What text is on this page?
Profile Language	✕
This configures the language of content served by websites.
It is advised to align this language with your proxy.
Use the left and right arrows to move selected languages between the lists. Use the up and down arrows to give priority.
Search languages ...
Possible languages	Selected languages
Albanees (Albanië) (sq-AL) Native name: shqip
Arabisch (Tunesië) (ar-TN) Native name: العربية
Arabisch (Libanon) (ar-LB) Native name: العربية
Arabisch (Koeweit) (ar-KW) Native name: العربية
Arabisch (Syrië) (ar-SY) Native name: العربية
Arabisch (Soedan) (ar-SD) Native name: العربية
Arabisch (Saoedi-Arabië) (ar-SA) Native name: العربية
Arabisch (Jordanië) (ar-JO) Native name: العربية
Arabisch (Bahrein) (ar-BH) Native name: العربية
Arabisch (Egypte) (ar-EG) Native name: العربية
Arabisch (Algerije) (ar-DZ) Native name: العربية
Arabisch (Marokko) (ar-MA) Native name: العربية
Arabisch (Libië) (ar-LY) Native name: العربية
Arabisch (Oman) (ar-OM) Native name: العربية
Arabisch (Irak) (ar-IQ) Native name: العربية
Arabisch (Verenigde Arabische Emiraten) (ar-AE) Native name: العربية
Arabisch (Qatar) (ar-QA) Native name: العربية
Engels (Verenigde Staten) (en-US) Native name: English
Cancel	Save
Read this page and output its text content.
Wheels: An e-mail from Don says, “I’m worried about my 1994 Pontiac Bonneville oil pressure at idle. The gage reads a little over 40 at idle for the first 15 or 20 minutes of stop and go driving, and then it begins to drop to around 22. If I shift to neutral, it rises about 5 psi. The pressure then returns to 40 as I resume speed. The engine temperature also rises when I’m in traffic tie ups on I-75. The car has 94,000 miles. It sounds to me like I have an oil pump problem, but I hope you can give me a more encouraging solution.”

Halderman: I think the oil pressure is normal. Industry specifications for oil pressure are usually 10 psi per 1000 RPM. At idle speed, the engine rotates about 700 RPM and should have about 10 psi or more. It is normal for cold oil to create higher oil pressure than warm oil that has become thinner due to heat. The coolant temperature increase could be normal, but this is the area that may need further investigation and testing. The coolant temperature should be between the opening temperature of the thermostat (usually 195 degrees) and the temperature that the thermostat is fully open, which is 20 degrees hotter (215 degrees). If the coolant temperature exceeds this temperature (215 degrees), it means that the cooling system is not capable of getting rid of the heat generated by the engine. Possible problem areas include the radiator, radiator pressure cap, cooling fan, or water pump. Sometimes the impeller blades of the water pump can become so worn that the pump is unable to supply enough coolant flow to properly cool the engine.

---+---

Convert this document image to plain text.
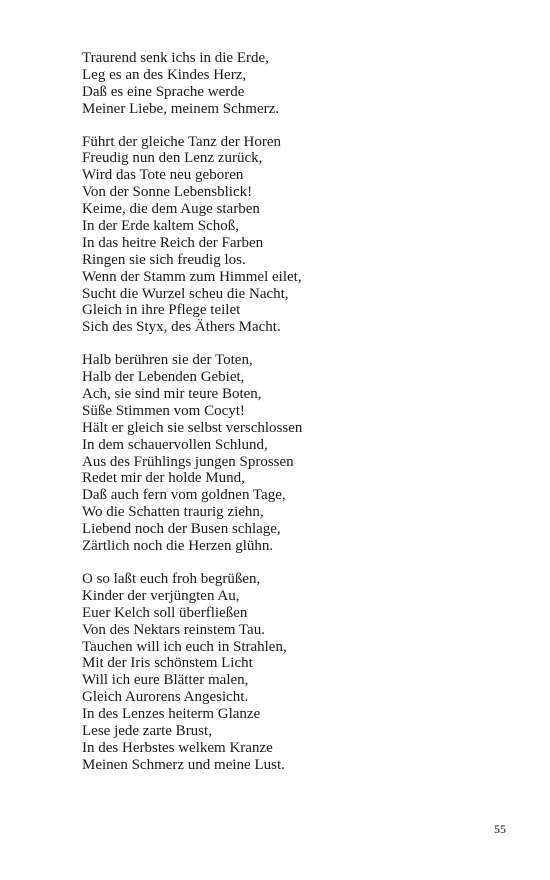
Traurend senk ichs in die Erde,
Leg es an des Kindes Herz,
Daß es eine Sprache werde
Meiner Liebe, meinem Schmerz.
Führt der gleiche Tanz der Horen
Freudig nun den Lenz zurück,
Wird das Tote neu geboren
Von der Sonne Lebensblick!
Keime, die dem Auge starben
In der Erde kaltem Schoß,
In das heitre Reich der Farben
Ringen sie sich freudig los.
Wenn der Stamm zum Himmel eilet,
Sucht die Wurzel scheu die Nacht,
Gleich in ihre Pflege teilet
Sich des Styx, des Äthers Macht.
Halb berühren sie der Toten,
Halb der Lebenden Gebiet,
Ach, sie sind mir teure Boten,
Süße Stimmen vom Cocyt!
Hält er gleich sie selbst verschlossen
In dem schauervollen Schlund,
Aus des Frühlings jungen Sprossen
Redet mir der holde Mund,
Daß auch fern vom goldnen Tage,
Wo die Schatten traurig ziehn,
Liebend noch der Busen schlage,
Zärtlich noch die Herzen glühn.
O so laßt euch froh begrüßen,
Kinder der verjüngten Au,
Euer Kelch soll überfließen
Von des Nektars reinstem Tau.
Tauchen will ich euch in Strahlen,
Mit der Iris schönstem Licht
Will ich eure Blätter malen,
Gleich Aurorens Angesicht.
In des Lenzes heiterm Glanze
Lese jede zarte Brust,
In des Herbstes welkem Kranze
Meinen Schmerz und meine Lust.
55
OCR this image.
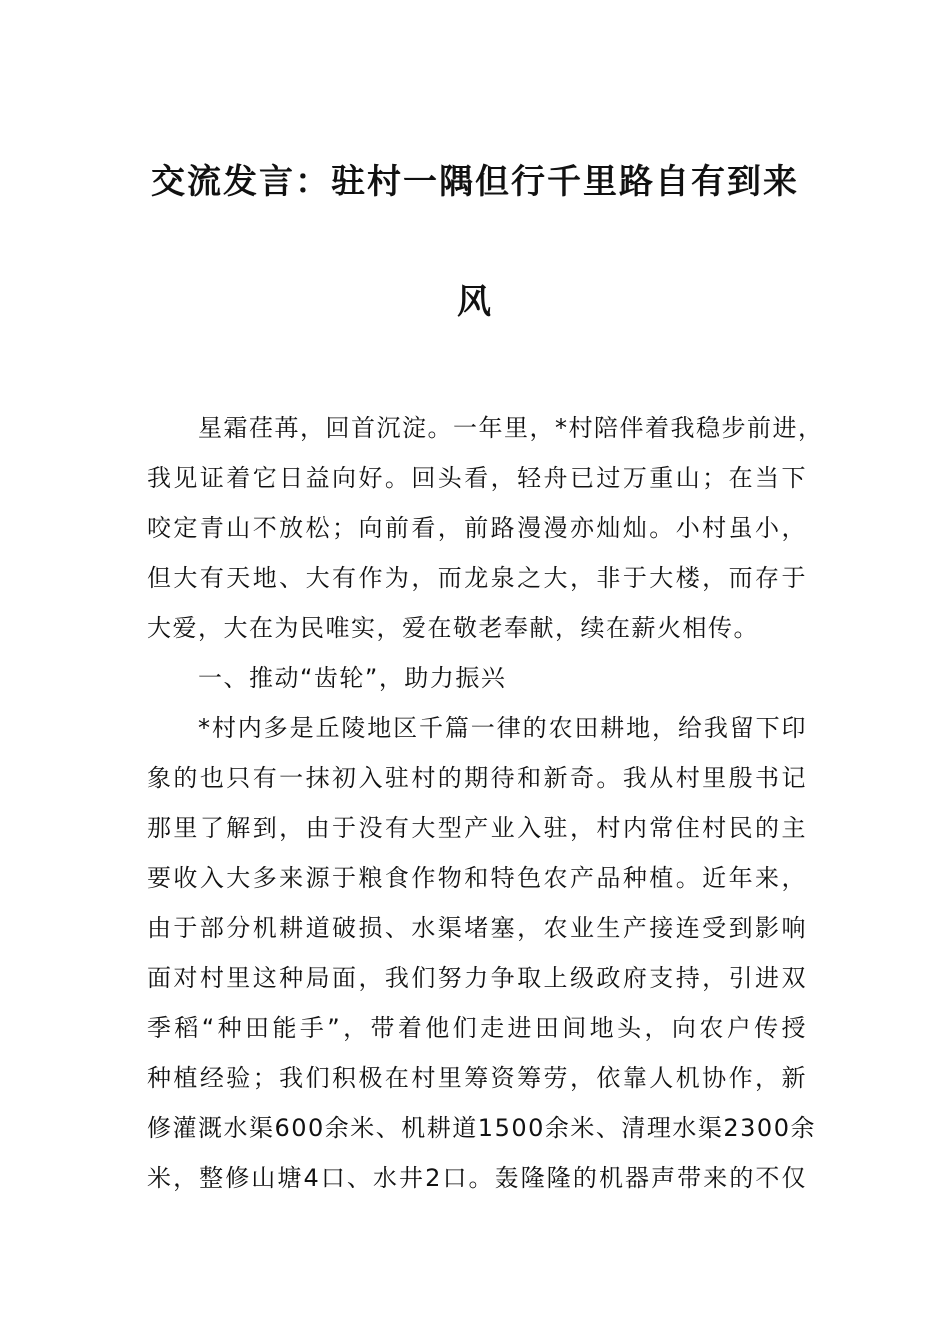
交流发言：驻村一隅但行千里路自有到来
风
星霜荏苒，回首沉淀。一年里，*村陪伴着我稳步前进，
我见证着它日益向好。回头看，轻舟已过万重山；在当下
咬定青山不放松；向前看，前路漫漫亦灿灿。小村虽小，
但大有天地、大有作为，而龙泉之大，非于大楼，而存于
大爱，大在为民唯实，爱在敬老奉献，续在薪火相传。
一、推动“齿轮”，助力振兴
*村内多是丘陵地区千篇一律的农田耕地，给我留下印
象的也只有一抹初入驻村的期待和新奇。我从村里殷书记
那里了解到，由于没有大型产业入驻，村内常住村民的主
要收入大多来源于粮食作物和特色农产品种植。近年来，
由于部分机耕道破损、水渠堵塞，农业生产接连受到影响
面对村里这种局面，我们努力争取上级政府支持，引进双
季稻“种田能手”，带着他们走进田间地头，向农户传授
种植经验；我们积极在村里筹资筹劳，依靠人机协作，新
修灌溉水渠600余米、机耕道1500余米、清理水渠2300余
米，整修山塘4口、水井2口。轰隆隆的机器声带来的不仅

---+---

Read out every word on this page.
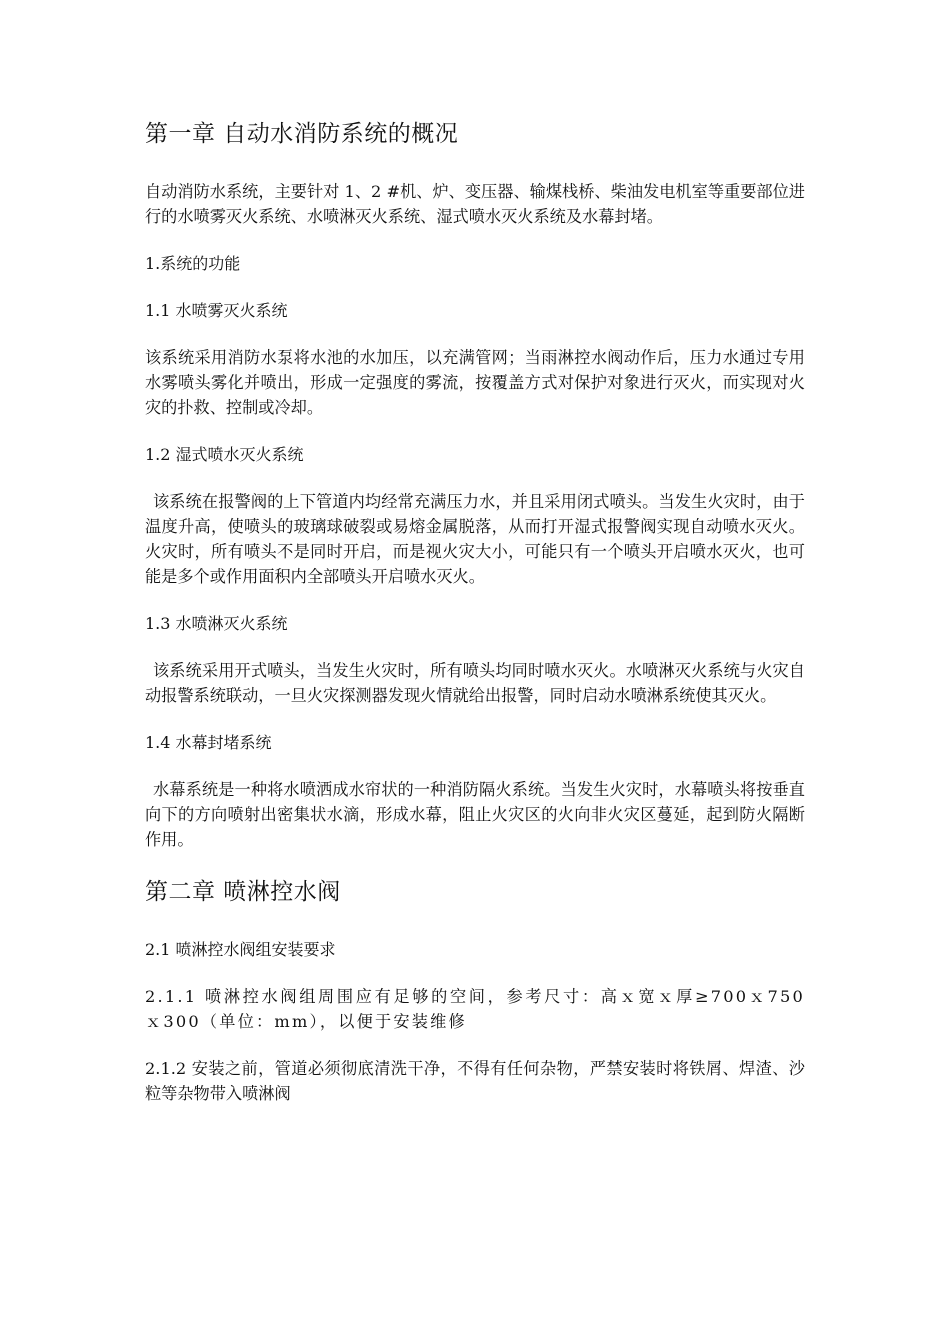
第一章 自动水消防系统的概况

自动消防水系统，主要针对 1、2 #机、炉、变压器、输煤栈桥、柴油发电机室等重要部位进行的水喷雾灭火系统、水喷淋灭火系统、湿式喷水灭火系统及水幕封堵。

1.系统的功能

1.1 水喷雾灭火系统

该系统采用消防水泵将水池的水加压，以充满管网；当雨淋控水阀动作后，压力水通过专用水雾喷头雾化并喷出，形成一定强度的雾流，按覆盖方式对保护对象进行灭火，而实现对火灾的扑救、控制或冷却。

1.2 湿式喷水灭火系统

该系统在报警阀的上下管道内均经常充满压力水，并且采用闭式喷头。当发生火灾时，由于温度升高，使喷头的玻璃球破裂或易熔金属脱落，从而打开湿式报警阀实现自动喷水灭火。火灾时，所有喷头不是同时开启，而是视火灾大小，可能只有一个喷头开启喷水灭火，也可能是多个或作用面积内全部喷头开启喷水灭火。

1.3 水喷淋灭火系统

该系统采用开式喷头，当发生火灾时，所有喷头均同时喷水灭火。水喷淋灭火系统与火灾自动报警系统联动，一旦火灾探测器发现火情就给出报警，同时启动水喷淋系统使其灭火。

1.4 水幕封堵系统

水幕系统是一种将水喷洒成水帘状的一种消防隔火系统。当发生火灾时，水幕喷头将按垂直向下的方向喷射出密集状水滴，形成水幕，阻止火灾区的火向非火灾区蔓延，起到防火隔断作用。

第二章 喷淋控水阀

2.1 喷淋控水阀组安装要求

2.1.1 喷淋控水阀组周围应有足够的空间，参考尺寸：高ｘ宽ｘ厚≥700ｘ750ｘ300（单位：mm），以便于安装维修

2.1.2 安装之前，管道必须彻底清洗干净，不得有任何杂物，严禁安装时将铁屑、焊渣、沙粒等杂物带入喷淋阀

---+---

Write out every line from the entries where "between" appears.

Use the left and right arrows to move selected languages between the lists. Use the up and down arrows to give priority.
Halderman: I think the oil pressure is normal. Industry specifications for oil pressure are usually 10 psi per 1000 RPM. At idle speed, the engine rotates about 700 RPM and should have about 10 psi or more. It is normal for cold oil to create higher oil pressure than warm oil that has become thinner due to heat. The coolant temperature increase could be normal, but this is the area that may need further investigation and testing. The coolant temperature should be between the opening temperature of the thermostat (usually 195 degrees) and the temperature that the thermostat is fully open, which is 20 degrees hotter (215 degrees). If the coolant temperature exceeds this temperature (215 degrees), it means that the cooling system is not capable of getting rid of the heat generated by the engine. Possible problem areas include the radiator, radiator pressure cap, cooling fan, or water pump. Sometimes the impeller blades of the water pump can become so worn that the pump is unable to supply enough coolant flow to properly cool the engine.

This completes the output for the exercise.